» Written instruction:
From the listing below, work out how many lines contain "ресурсов". Reply with that number only.
--- START ---
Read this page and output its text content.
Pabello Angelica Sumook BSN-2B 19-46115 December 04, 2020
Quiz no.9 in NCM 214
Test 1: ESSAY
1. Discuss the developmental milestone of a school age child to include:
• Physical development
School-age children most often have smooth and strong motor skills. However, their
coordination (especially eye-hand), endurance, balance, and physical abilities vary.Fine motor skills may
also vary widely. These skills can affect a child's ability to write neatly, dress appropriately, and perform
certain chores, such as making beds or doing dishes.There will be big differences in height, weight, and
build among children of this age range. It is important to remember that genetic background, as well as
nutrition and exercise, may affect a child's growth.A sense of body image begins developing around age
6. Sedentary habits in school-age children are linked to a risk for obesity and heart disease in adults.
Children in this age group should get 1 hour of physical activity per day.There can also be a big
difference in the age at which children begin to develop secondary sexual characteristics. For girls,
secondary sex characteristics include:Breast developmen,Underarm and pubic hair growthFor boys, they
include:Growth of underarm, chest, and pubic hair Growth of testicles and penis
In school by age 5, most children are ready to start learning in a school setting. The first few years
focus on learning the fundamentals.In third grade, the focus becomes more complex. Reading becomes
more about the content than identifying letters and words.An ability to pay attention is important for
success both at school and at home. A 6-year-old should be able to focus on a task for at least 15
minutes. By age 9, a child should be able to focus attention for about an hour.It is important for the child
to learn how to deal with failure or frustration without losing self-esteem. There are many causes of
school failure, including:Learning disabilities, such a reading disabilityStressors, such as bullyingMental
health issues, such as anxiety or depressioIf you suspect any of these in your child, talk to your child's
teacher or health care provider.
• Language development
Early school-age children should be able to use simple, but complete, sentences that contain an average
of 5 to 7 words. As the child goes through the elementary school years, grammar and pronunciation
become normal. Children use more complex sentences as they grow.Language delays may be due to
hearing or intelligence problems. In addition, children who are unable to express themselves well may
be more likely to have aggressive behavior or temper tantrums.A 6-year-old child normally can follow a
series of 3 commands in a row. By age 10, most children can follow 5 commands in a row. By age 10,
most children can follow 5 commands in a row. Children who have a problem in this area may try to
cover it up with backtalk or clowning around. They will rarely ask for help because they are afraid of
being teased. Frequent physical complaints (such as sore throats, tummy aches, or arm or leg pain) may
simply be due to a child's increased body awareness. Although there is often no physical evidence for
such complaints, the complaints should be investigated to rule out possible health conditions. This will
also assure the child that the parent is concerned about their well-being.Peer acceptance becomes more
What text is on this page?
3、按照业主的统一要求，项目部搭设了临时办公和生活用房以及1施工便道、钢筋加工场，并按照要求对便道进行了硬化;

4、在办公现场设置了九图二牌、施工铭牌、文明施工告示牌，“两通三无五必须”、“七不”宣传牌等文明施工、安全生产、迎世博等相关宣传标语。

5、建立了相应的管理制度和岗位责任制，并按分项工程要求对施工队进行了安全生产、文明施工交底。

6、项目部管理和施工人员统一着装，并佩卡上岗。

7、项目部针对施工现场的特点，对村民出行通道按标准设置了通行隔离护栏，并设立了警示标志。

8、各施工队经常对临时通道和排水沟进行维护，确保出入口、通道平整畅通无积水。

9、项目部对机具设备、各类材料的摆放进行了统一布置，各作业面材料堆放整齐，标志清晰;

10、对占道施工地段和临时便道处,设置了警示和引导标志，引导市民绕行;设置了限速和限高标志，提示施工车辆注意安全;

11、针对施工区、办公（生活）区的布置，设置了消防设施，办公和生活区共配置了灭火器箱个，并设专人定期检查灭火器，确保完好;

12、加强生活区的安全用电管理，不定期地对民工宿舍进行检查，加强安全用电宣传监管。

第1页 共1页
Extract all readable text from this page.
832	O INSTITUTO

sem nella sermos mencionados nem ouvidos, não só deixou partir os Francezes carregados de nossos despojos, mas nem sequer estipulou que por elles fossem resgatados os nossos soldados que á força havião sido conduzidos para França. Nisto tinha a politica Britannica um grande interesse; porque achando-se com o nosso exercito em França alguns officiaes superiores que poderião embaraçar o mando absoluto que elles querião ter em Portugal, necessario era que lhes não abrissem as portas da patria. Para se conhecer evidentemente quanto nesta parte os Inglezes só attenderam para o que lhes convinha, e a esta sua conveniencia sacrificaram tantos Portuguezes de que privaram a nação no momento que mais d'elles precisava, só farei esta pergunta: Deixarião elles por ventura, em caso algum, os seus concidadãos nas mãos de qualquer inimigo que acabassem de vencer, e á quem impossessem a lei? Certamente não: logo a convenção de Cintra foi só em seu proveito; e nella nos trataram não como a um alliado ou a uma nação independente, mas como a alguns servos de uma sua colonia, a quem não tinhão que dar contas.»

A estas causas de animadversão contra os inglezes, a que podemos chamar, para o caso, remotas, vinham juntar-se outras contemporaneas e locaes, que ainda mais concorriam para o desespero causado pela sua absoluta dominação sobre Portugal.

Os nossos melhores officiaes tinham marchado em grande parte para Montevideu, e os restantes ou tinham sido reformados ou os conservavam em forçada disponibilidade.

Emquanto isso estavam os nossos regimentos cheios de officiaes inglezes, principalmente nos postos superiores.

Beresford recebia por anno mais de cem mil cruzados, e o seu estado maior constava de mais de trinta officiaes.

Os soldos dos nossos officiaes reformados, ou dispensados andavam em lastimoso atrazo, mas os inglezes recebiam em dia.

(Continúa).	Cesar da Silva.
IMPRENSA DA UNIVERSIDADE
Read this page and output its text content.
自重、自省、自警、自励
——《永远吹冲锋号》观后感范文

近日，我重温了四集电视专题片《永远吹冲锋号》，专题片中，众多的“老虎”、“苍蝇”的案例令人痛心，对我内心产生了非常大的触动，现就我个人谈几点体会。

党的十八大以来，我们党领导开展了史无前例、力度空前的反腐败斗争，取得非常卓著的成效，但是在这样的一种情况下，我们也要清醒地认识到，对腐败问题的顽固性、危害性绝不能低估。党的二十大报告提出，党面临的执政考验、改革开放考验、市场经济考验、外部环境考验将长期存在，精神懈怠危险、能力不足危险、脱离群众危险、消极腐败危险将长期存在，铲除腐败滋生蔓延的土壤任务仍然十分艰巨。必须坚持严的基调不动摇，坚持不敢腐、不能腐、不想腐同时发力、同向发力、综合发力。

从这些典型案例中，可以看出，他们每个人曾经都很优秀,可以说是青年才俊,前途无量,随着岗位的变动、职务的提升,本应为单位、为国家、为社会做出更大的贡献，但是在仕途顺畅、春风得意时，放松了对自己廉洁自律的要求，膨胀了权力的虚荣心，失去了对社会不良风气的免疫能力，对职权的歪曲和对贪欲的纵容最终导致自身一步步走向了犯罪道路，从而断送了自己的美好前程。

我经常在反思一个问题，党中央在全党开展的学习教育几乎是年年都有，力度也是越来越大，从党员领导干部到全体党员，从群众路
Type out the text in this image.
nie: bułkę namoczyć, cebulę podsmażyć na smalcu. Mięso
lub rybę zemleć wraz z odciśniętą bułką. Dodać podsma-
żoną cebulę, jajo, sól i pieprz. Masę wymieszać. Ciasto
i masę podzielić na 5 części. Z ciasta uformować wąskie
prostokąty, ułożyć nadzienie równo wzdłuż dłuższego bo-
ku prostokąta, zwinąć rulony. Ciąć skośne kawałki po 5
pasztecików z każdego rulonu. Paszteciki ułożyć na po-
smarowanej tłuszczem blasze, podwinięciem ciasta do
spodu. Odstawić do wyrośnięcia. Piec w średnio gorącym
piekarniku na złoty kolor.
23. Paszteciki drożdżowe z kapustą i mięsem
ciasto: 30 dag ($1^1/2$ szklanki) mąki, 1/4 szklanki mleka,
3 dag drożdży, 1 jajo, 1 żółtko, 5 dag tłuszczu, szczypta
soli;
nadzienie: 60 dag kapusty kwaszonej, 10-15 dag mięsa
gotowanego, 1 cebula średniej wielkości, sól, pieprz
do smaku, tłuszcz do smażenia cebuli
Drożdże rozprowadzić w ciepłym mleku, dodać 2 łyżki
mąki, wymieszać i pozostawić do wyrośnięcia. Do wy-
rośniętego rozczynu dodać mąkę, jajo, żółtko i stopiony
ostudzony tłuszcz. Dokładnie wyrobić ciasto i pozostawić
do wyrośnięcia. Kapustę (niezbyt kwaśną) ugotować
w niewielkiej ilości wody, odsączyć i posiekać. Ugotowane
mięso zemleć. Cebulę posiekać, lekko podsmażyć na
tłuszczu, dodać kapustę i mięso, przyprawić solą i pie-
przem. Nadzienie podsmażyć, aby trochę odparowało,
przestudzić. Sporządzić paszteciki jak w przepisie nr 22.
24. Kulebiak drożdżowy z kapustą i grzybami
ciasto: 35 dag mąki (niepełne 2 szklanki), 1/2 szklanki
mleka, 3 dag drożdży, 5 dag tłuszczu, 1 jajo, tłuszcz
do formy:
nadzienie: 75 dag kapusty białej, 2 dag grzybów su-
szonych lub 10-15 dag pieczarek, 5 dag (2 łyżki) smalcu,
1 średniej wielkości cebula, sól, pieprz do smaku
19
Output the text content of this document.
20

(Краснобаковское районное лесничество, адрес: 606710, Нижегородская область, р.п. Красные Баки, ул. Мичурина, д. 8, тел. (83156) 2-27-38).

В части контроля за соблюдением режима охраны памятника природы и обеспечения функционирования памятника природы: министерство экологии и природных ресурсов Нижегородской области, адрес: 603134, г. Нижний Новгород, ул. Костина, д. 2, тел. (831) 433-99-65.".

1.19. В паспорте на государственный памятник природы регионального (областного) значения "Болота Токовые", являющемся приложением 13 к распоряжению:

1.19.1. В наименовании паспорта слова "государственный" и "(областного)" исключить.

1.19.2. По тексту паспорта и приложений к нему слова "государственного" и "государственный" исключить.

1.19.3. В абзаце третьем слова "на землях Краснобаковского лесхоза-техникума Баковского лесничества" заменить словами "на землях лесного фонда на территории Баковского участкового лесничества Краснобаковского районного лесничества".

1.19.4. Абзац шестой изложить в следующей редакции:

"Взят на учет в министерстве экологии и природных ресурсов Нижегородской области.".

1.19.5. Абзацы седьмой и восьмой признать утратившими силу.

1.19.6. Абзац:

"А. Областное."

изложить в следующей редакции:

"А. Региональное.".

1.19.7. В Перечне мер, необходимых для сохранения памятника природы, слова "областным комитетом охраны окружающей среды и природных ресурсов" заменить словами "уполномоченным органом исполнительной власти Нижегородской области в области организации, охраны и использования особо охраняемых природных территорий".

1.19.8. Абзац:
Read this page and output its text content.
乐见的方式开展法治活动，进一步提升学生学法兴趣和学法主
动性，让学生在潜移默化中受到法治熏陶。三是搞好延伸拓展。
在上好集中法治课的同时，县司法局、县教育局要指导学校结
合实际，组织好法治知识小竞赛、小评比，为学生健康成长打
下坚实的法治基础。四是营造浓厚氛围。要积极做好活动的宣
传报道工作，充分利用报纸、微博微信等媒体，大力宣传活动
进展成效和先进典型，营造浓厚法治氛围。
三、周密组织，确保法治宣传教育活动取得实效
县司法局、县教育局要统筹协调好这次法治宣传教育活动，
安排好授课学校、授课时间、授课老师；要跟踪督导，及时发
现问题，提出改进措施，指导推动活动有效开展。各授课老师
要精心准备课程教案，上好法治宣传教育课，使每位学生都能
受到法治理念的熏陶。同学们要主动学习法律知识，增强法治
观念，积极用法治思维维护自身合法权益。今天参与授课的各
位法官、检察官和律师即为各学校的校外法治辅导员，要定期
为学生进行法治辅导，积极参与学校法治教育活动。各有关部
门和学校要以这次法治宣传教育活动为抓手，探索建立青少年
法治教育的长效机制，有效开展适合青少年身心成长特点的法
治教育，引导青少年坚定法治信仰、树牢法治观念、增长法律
--- END ---
» Answer below:
3